### Instructions to follow
Your task is to output the entries below word for word.

(Extracted data entries)
# # # # #
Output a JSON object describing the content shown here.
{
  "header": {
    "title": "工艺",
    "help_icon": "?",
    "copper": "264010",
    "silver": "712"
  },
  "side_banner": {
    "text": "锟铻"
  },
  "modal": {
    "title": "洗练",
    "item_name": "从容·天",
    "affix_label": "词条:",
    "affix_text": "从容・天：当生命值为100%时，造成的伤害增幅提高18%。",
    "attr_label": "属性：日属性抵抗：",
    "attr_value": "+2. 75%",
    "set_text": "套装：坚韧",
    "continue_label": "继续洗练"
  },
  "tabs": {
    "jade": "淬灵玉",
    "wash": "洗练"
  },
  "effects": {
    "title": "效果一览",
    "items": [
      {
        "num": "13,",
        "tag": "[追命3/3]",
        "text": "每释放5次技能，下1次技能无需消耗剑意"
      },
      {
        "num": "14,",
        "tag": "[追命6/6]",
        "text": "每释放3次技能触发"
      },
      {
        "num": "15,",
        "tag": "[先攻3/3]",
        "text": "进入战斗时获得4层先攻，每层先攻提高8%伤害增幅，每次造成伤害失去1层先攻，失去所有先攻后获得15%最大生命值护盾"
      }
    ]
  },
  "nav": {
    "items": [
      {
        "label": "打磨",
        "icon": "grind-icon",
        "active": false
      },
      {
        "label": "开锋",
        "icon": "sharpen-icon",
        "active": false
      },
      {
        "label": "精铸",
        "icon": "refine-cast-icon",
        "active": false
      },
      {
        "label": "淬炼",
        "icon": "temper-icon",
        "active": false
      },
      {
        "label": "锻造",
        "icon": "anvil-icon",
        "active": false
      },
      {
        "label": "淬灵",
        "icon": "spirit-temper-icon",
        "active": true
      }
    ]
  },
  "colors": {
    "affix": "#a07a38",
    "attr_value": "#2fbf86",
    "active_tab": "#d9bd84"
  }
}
# # # # #
### Task answer
Output a JSON object describing the content shown here.
{
  "header": {
    "title": "工艺",
    "help_icon": "?",
    "copper": "264010",
    "silver": "712"
  },
  "side_banner": {
    "text": "锟铻"
  },
  "modal": {
    "title": "洗练",
    "item_name": "从容·天",
    "affix_label": "词条:",
    "affix_text": "从容・天：当生命值为100%时，造成的伤害增幅提高18%。",
    "attr_label": "属性：日属性抵抗：",
    "attr_value": "+2. 75%",
    "set_text": "套装：坚韧",
    "continue_label": "继续洗练"
  },
  "tabs": {
    "jade": "淬灵玉",
    "wash": "洗练"
  },
  "effects": {
    "title": "效果一览",
    "items": [
      {
        "num": "13,",
        "tag": "[追命3/3]",
        "text": "每释放5次技能，下1次技能无需消耗剑意"
      },
      {
        "num": "14,",
        "tag": "[追命6/6]",
        "text": "每释放3次技能触发"
      },
      {
        "num": "15,",
        "tag": "[先攻3/3]",
        "text": "进入战斗时获得4层先攻，每层先攻提高8%伤害增幅，每次造成伤害失去1层先攻，失去所有先攻后获得15%最大生命值护盾"
      }
    ]
  },
  "nav": {
    "items": [
      {
        "label": "打磨",
        "icon": "grind-icon",
        "active": false
      },
      {
        "label": "开锋",
        "icon": "sharpen-icon",
        "active": false
      },
      {
        "label": "精铸",
        "icon": "refine-cast-icon",
        "active": false
      },
      {
        "label": "淬炼",
        "icon": "temper-icon",
        "active": false
      },
      {
        "label": "锻造",
        "icon": "anvil-icon",
        "active": false
      },
      {
        "label": "淬灵",
        "icon": "spirit-temper-icon",
        "active": true
      }
    ]
  },
  "colors": {
    "affix": "#a07a38",
    "attr_value": "#2fbf86",
    "active_tab": "#d9bd84"
  }
}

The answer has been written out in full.